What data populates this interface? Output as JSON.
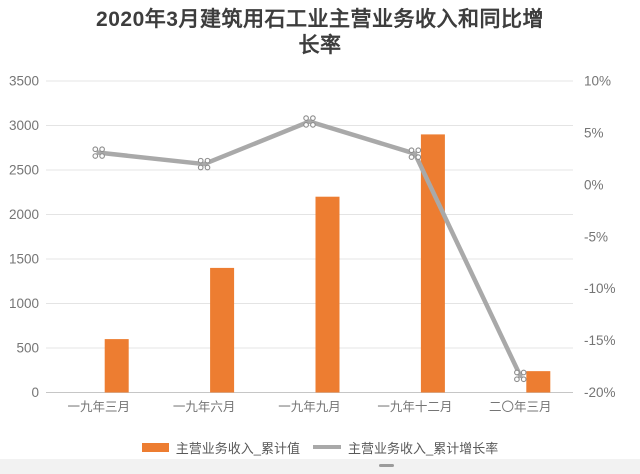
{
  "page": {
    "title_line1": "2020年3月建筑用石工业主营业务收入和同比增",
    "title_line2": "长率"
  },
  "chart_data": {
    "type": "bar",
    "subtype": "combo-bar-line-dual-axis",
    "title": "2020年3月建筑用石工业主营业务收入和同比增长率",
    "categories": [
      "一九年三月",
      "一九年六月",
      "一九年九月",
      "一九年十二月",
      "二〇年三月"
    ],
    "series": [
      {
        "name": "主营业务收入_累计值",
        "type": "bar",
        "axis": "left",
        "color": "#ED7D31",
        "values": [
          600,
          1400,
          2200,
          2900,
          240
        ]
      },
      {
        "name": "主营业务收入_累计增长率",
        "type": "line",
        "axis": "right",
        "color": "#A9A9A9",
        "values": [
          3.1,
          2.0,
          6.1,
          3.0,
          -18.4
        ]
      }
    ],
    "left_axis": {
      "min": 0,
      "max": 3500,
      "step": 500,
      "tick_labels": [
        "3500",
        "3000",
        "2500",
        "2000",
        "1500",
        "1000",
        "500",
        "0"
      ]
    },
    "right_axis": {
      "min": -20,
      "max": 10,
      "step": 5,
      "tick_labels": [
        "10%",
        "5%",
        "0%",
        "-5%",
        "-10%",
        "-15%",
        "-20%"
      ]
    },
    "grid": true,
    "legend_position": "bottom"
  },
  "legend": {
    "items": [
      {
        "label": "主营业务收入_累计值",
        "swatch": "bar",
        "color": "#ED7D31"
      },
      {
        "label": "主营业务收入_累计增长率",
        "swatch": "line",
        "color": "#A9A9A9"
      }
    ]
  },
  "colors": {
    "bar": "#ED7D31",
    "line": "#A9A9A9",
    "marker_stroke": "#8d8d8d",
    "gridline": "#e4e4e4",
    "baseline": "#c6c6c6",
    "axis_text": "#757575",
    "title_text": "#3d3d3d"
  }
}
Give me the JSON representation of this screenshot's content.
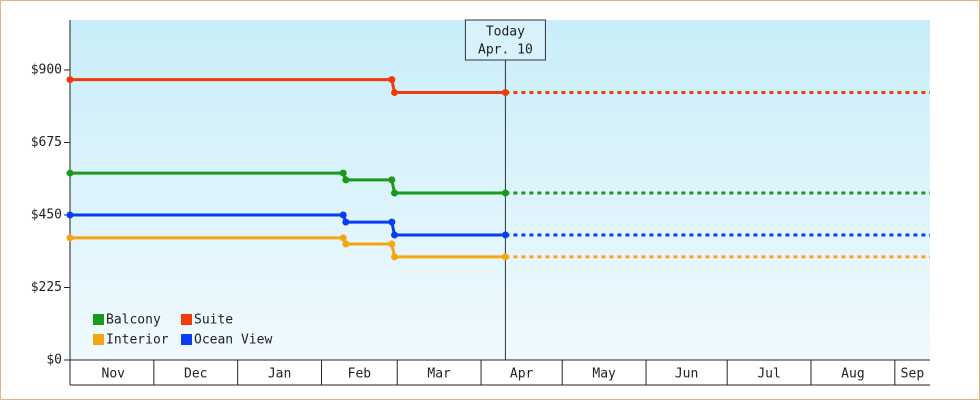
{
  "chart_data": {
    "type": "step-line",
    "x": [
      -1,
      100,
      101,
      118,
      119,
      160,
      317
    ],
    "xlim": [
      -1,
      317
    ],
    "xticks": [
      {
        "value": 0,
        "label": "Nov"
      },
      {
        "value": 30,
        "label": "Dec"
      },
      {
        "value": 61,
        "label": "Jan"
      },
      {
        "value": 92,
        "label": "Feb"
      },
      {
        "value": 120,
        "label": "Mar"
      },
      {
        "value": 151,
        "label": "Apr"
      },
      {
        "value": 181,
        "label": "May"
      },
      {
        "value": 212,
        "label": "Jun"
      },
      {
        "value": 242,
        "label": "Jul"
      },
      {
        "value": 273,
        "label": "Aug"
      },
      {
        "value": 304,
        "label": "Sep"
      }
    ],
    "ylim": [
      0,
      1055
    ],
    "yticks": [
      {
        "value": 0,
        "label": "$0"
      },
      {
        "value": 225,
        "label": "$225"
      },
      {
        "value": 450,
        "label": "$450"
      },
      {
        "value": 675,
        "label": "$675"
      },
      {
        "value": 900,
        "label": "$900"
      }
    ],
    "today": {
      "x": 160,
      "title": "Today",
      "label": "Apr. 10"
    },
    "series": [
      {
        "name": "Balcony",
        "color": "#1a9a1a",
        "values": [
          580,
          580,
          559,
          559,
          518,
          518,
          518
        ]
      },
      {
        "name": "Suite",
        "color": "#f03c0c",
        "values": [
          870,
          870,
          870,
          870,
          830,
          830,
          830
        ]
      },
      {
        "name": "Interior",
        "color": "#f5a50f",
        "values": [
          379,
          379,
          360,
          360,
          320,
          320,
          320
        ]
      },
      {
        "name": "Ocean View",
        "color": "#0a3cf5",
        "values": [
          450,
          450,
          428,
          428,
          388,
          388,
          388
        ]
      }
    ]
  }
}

================================

**WRITTEN INSTRUCTION:** Output all of the entries verbatim, leaving out any images.

**RESULT OF THIS EXERCISE:**
What data populates this interface? Output as JSON.
{
  "page": {
    "title_line1": "2020年3月建筑用石工业主营业务收入和同比增",
    "title_line2": "长率"
  },
  "chart_data": {
    "type": "bar",
    "subtype": "combo-bar-line-dual-axis",
    "title": "2020年3月建筑用石工业主营业务收入和同比增长率",
    "categories": [
      "一九年三月",
      "一九年六月",
      "一九年九月",
      "一九年十二月",
      "二〇年三月"
    ],
    "series": [
      {
        "name": "主营业务收入_累计值",
        "type": "bar",
        "axis": "left",
        "color": "#ED7D31",
        "values": [
          600,
          1400,
          2200,
          2900,
          240
        ]
      },
      {
        "name": "主营业务收入_累计增长率",
        "type": "line",
        "axis": "right",
        "color": "#A9A9A9",
        "values": [
          3.1,
          2.0,
          6.1,
          3.0,
          -18.4
        ]
      }
    ],
    "left_axis": {
      "min": 0,
      "max": 3500,
      "step": 500,
      "tick_labels": [
        "3500",
        "3000",
        "2500",
        "2000",
        "1500",
        "1000",
        "500",
        "0"
      ]
    },
    "right_axis": {
      "min": -20,
      "max": 10,
      "step": 5,
      "tick_labels": [
        "10%",
        "5%",
        "0%",
        "-5%",
        "-10%",
        "-15%",
        "-20%"
      ]
    },
    "grid": true,
    "legend_position": "bottom"
  },
  "legend": {
    "items": [
      {
        "label": "主营业务收入_累计值",
        "swatch": "bar",
        "color": "#ED7D31"
      },
      {
        "label": "主营业务收入_累计增长率",
        "swatch": "line",
        "color": "#A9A9A9"
      }
    ]
  },
  "colors": {
    "bar": "#ED7D31",
    "line": "#A9A9A9",
    "marker_stroke": "#8d8d8d",
    "gridline": "#e4e4e4",
    "baseline": "#c6c6c6",
    "axis_text": "#757575",
    "title_text": "#3d3d3d"
  }
}
Give me the JSON representation of this screenshot's content.
{
  "chart_data": {
    "type": "step-line",
    "x": [
      -1,
      100,
      101,
      118,
      119,
      160,
      317
    ],
    "xlim": [
      -1,
      317
    ],
    "xticks": [
      {
        "value": 0,
        "label": "Nov"
      },
      {
        "value": 30,
        "label": "Dec"
      },
      {
        "value": 61,
        "label": "Jan"
      },
      {
        "value": 92,
        "label": "Feb"
      },
      {
        "value": 120,
        "label": "Mar"
      },
      {
        "value": 151,
        "label": "Apr"
      },
      {
        "value": 181,
        "label": "May"
      },
      {
        "value": 212,
        "label": "Jun"
      },
      {
        "value": 242,
        "label": "Jul"
      },
      {
        "value": 273,
        "label": "Aug"
      },
      {
        "value": 304,
        "label": "Sep"
      }
    ],
    "ylim": [
      0,
      1055
    ],
    "yticks": [
      {
        "value": 0,
        "label": "$0"
      },
      {
        "value": 225,
        "label": "$225"
      },
      {
        "value": 450,
        "label": "$450"
      },
      {
        "value": 675,
        "label": "$675"
      },
      {
        "value": 900,
        "label": "$900"
      }
    ],
    "today": {
      "x": 160,
      "title": "Today",
      "label": "Apr. 10"
    },
    "series": [
      {
        "name": "Balcony",
        "color": "#1a9a1a",
        "values": [
          580,
          580,
          559,
          559,
          518,
          518,
          518
        ]
      },
      {
        "name": "Suite",
        "color": "#f03c0c",
        "values": [
          870,
          870,
          870,
          870,
          830,
          830,
          830
        ]
      },
      {
        "name": "Interior",
        "color": "#f5a50f",
        "values": [
          379,
          379,
          360,
          360,
          320,
          320,
          320
        ]
      },
      {
        "name": "Ocean View",
        "color": "#0a3cf5",
        "values": [
          450,
          450,
          428,
          428,
          388,
          388,
          388
        ]
      }
    ]
  }
}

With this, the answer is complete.